Dee Ward v. State of Indiana
2016 Ind. LEXIS 124
| Ind. | 2016Background
- Dee Ward was charged with multiple offenses after J.M., his girlfriend, sustained extensive bruising; J.M. named Ward as the assailant to a paramedic at the scene and to a forensic nurse at the hospital.
- J.M. did not appear for depositions or trial; the State sought to admit her out-of-court identifications through the paramedic and forensic nurse.
- Ward objected that those statements were testimonial hearsay in violation of the Sixth Amendment and Article 1, §13 of the Indiana Constitution.
- The trial court admitted the statements; Ward was convicted of C-felony battery and A-misdemeanor domestic battery and appealed.
- The Indiana Supreme Court reviewed (granted transfer), held Ward preserved his state-constitutional claim, and found the statements non‑testimonial and admissible under the Confrontation Clause and Evidence Rule 803(4).
_ _ _
▶ **Check your understanding**
[A] Please copy the Dee Ward case summary word for word from "- The Indiana" to "Evidence Rule 803(4).".
[B] Pick up the Dee Ward case summary after its last sentence and carry it on.
_ _ _
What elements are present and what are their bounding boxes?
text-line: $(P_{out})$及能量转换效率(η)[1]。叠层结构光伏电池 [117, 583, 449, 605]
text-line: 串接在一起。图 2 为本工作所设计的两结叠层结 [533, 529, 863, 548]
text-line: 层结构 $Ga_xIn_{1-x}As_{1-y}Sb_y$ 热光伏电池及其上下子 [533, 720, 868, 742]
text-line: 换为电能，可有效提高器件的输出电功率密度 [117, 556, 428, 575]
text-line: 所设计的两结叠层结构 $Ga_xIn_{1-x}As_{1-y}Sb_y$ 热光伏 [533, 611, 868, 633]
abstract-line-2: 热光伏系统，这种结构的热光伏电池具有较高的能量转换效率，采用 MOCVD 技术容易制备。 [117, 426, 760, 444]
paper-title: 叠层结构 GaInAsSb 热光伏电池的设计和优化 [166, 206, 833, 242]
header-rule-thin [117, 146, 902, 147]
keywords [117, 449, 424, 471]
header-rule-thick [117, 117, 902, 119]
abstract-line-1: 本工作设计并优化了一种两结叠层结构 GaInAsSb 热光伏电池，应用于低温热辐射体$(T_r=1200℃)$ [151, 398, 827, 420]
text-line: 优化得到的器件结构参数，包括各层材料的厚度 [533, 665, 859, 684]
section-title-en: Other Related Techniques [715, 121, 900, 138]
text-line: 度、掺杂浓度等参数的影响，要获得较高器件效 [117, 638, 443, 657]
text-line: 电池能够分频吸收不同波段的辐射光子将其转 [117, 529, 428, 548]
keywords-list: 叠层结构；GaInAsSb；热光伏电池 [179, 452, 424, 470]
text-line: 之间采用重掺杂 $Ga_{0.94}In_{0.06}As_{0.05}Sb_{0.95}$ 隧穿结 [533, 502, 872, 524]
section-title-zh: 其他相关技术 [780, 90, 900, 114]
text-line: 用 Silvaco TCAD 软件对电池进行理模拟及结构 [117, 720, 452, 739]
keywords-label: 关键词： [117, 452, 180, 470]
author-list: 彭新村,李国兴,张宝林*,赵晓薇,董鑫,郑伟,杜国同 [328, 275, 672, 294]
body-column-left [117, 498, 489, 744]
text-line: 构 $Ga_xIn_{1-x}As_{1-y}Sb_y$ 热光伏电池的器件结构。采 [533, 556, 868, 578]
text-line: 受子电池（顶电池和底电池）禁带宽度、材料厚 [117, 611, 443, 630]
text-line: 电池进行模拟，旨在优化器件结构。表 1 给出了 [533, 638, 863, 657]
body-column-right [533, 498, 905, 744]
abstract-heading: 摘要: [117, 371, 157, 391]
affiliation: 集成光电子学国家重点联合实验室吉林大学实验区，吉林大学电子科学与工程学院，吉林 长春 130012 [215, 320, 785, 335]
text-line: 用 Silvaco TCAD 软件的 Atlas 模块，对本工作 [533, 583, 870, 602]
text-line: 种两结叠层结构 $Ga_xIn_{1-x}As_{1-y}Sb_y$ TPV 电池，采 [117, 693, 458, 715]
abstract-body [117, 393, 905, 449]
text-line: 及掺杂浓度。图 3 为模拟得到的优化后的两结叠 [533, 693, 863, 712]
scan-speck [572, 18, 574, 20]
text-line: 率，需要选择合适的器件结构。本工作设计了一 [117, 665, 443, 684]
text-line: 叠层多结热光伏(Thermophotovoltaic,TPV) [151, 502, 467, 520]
_ _ _
▶ **Results in order**
[A]
- The Indiana Supreme Court reviewed (granted transfer), held Ward preserved his state-constitutional claim, and found the statements non‑testimonial and admissible under the Confrontation Clause and Evidence Rule 803(4).

[B]
Issues
| Issue | Ward's Argument | State's Argument | Held |
|---|---|---|---|
| Preservation of Indiana constitutional claim | Ward’s objections were federal-only; state claim waived | Ward preserved both federal and state objections at trial | Ward preserved the Article 1, §13 claim; trial objections met Ind. Evid. R. 103(a) |
| Scope of Indiana "face-to-face" right (Art. 1, §13) | Article requires face-to-face confrontation of declarants | Face-to-face requirement is satisfied when testifying witnesses report declarant’s statements | "Face-to-face" right applies to witnesses; paramedic and nurse testified in court, so Indiana right not violated |
| Federal Confrontation Clause — whether statements were testimonial | Statements identifying attacker were testimonial and thus barred without cross-examination | Statements were made primarily for medical treatment/safety (non-testimonial) | Statements to paramedic and forensic nurse were non‑testimonial under the primary-purpose test; admissible |
| Admissibility of forensic nurse’s identification (medical-purpose exception) | Forensic nurse acted as police collaborator; identity served investigatory purpose | Identifying attacker was integral to medical treatment, safety planning, documentation, and referrals | Forensic nurse’s elicitation of identity served primary medical/safety purposes; statements admissible (majority); dissent would find nurse’s identification testimonial given investigatory aspects |
Key Cases Cited
- Crawford v. Washington, 541 U.S. 36 (statement is testimonial if intended as substitute for trial testimony)
- Davis v. Washington, 547 U.S. 813 (primary‑purpose test: statements during an ongoing emergency are nontestimonial)
- Michigan v. Bryant, 562 U.S. 344 (primary‑purpose inquiry is fact‑sensitive; ongoing emergency is one factor)
- Ohio v. Clark, 135 S. Ct. 2173 (statements to non‑law‑enforcement actors are less likely testimonial; context and questioner identity matter)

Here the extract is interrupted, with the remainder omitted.